- [Written instruction] Output the entries verbatim, including every line.

* Start Data listing *

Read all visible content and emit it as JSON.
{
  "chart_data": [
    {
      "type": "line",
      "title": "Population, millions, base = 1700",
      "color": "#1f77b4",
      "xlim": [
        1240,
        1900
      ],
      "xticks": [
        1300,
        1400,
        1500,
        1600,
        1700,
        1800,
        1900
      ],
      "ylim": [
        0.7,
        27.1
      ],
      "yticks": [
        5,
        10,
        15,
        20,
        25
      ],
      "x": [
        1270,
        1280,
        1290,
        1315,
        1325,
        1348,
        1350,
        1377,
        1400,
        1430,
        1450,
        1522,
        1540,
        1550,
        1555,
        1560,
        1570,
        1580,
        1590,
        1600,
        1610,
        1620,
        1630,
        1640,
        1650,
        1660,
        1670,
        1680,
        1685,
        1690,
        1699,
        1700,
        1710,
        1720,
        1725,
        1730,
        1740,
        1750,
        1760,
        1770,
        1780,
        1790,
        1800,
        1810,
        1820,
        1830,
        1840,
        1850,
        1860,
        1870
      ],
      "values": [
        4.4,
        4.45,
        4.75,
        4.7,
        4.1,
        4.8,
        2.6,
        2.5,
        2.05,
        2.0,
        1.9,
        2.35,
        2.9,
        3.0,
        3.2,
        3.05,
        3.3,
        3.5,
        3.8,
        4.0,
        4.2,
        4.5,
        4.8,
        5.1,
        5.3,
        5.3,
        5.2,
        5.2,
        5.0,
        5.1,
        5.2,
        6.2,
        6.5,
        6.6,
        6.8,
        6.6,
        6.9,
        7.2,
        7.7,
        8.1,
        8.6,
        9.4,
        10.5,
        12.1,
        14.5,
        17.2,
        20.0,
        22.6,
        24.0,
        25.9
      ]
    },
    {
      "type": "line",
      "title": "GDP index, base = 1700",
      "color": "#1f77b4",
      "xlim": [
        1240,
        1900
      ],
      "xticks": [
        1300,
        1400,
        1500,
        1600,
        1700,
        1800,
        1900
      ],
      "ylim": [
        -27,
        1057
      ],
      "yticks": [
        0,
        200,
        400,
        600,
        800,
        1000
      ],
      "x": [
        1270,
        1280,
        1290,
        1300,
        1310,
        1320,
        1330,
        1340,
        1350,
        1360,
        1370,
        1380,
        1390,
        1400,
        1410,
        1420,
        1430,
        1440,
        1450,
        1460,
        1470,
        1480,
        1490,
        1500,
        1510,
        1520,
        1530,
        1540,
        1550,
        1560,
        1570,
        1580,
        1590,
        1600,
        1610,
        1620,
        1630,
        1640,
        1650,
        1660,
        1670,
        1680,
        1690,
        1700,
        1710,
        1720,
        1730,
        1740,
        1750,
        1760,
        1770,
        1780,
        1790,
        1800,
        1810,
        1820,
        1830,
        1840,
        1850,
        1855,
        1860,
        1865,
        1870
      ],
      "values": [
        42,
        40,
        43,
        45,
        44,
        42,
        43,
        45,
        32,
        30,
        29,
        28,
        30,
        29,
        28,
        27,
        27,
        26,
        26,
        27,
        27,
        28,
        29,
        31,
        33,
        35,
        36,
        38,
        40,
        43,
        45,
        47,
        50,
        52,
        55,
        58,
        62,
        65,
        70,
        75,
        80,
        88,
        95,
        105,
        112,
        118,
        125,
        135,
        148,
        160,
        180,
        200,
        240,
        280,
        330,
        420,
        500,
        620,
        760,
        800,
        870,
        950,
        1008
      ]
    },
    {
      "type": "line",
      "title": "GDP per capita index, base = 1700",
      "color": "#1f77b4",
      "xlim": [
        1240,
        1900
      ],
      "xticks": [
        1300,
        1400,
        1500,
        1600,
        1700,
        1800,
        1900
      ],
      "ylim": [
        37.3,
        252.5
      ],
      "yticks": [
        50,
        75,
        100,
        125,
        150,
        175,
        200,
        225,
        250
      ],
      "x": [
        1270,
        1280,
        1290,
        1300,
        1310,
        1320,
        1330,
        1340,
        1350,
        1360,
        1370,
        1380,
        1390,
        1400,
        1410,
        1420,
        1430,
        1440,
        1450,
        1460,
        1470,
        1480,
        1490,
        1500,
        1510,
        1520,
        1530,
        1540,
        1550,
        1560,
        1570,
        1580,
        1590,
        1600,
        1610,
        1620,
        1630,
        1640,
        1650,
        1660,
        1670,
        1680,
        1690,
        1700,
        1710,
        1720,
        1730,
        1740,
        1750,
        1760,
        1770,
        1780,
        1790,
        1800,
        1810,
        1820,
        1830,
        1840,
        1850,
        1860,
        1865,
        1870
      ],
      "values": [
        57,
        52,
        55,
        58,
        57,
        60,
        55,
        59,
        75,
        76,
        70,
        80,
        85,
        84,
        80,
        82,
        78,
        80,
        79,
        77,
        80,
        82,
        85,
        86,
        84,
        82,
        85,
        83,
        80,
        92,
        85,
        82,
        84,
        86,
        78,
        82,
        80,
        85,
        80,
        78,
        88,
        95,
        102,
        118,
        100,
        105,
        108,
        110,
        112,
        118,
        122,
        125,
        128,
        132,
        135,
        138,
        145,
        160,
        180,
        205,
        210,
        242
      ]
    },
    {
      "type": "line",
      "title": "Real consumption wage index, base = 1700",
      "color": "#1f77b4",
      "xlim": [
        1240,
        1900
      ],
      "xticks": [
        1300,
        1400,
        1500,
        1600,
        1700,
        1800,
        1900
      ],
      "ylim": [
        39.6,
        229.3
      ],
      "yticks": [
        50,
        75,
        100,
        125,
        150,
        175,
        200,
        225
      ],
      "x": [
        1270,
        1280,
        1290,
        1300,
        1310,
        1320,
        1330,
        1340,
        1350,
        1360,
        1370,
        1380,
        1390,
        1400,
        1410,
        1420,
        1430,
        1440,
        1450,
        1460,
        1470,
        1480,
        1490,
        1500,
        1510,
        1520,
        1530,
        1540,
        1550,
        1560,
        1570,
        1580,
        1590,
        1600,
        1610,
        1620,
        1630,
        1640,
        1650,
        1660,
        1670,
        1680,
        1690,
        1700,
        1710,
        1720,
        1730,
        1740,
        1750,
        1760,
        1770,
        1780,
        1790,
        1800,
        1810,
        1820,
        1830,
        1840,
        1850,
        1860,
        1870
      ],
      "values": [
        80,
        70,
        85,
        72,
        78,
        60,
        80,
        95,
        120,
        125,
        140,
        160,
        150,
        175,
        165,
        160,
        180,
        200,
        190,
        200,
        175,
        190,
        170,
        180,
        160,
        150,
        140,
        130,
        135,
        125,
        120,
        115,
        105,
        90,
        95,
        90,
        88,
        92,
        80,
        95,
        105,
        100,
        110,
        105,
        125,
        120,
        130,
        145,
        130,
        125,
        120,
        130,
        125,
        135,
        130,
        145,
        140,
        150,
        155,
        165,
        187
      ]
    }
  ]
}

* End Data listing *

- [Task solution]
Read all visible content and emit it as JSON.
{
  "chart_data": [
    {
      "type": "line",
      "title": "Population, millions, base = 1700",
      "color": "#1f77b4",
      "xlim": [
        1240,
        1900
      ],
      "xticks": [
        1300,
        1400,
        1500,
        1600,
        1700,
        1800,
        1900
      ],
      "ylim": [
        0.7,
        27.1
      ],
      "yticks": [
        5,
        10,
        15,
        20,
        25
      ],
      "x": [
        1270,
        1280,
        1290,
        1315,
        1325,
        1348,
        1350,
        1377,
        1400,
        1430,
        1450,
        1522,
        1540,
        1550,
        1555,
        1560,
        1570,
        1580,
        1590,
        1600,
        1610,
        1620,
        1630,
        1640,
        1650,
        1660,
        1670,
        1680,
        1685,
        1690,
        1699,
        1700,
        1710,
        1720,
        1725,
        1730,
        1740,
        1750,
        1760,
        1770,
        1780,
        1790,
        1800,
        1810,
        1820,
        1830,
        1840,
        1850,
        1860,
        1870
      ],
      "values": [
        4.4,
        4.45,
        4.75,
        4.7,
        4.1,
        4.8,
        2.6,
        2.5,
        2.05,
        2.0,
        1.9,
        2.35,
        2.9,
        3.0,
        3.2,
        3.05,
        3.3,
        3.5,
        3.8,
        4.0,
        4.2,
        4.5,
        4.8,
        5.1,
        5.3,
        5.3,
        5.2,
        5.2,
        5.0,
        5.1,
        5.2,
        6.2,
        6.5,
        6.6,
        6.8,
        6.6,
        6.9,
        7.2,
        7.7,
        8.1,
        8.6,
        9.4,
        10.5,
        12.1,
        14.5,
        17.2,
        20.0,
        22.6,
        24.0,
        25.9
      ]
    },
    {
      "type": "line",
      "title": "GDP index, base = 1700",
      "color": "#1f77b4",
      "xlim": [
        1240,
        1900
      ],
      "xticks": [
        1300,
        1400,
        1500,
        1600,
        1700,
        1800,
        1900
      ],
      "ylim": [
        -27,
        1057
      ],
      "yticks": [
        0,
        200,
        400,
        600,
        800,
        1000
      ],
      "x": [
        1270,
        1280,
        1290,
        1300,
        1310,
        1320,
        1330,
        1340,
        1350,
        1360,
        1370,
        1380,
        1390,
        1400,
        1410,
        1420,
        1430,
        1440,
        1450,
        1460,
        1470,
        1480,
        1490,
        1500,
        1510,
        1520,
        1530,
        1540,
        1550,
        1560,
        1570,
        1580,
        1590,
        1600,
        1610,
        1620,
        1630,
        1640,
        1650,
        1660,
        1670,
        1680,
        1690,
        1700,
        1710,
        1720,
        1730,
        1740,
        1750,
        1760,
        1770,
        1780,
        1790,
        1800,
        1810,
        1820,
        1830,
        1840,
        1850,
        1855,
        1860,
        1865,
        1870
      ],
      "values": [
        42,
        40,
        43,
        45,
        44,
        42,
        43,
        45,
        32,
        30,
        29,
        28,
        30,
        29,
        28,
        27,
        27,
        26,
        26,
        27,
        27,
        28,
        29,
        31,
        33,
        35,
        36,
        38,
        40,
        43,
        45,
        47,
        50,
        52,
        55,
        58,
        62,
        65,
        70,
        75,
        80,
        88,
        95,
        105,
        112,
        118,
        125,
        135,
        148,
        160,
        180,
        200,
        240,
        280,
        330,
        420,
        500,
        620,
        760,
        800,
        870,
        950,
        1008
      ]
    },
    {
      "type": "line",
      "title": "GDP per capita index, base = 1700",
      "color": "#1f77b4",
      "xlim": [
        1240,
        1900
      ],
      "xticks": [
        1300,
        1400,
        1500,
        1600,
        1700,
        1800,
        1900
      ],
      "ylim": [
        37.3,
        252.5
      ],
      "yticks": [
        50,
        75,
        100,
        125,
        150,
        175,
        200,
        225,
        250
      ],
      "x": [
        1270,
        1280,
        1290,
        1300,
        1310,
        1320,
        1330,
        1340,
        1350,
        1360,
        1370,
        1380,
        1390,
        1400,
        1410,
        1420,
        1430,
        1440,
        1450,
        1460,
        1470,
        1480,
        1490,
        1500,
        1510,
        1520,
        1530,
        1540,
        1550,
        1560,
        1570,
        1580,
        1590,
        1600,
        1610,
        1620,
        1630,
        1640,
        1650,
        1660,
        1670,
        1680,
        1690,
        1700,
        1710,
        1720,
        1730,
        1740,
        1750,
        1760,
        1770,
        1780,
        1790,
        1800,
        1810,
        1820,
        1830,
        1840,
        1850,
        1860,
        1865,
        1870
      ],
      "values": [
        57,
        52,
        55,
        58,
        57,
        60,
        55,
        59,
        75,
        76,
        70,
        80,
        85,
        84,
        80,
        82,
        78,
        80,
        79,
        77,
        80,
        82,
        85,
        86,
        84,
        82,
        85,
        83,
        80,
        92,
        85,
        82,
        84,
        86,
        78,
        82,
        80,
        85,
        80,
        78,
        88,
        95,
        102,
        118,
        100,
        105,
        108,
        110,
        112,
        118,
        122,
        125,
        128,
        132,
        135,
        138,
        145,
        160,
        180,
        205,
        210,
        242
      ]
    },
    {
      "type": "line",
      "title": "Real consumption wage index, base = 1700",
      "color": "#1f77b4",
      "xlim": [
        1240,
        1900
      ],
      "xticks": [
        1300,
        1400,
        1500,
        1600,
        1700,
        1800,
        1900
      ],
      "ylim": [
        39.6,
        229.3
      ],
      "yticks": [
        50,
        75,
        100,
        125,
        150,
        175,
        200,
        225
      ],
      "x": [
        1270,
        1280,
        1290,
        1300,
        1310,
        1320,
        1330,
        1340,
        1350,
        1360,
        1370,
        1380,
        1390,
        1400,
        1410,
        1420,
        1430,
        1440,
        1450,
        1460,
        1470,
        1480,
        1490,
        1500,
        1510,
        1520,
        1530,
        1540,
        1550,
        1560,
        1570,
        1580,
        1590,
        1600,
        1610,
        1620,
        1630,
        1640,
        1650,
        1660,
        1670,
        1680,
        1690,
        1700,
        1710,
        1720,
        1730,
        1740,
        1750,
        1760,
        1770,
        1780,
        1790,
        1800,
        1810,
        1820,
        1830,
        1840,
        1850,
        1860,
        1870
      ],
      "values": [
        80,
        70,
        85,
        72,
        78,
        60,
        80,
        95,
        120,
        125,
        140,
        160,
        150,
        175,
        165,
        160,
        180,
        200,
        190,
        200,
        175,
        190,
        170,
        180,
        160,
        150,
        140,
        130,
        135,
        125,
        120,
        115,
        105,
        90,
        95,
        90,
        88,
        92,
        80,
        95,
        105,
        100,
        110,
        105,
        125,
        120,
        130,
        145,
        130,
        125,
        120,
        130,
        125,
        135,
        130,
        145,
        140,
        150,
        155,
        165,
        187
      ]
    }
  ]
}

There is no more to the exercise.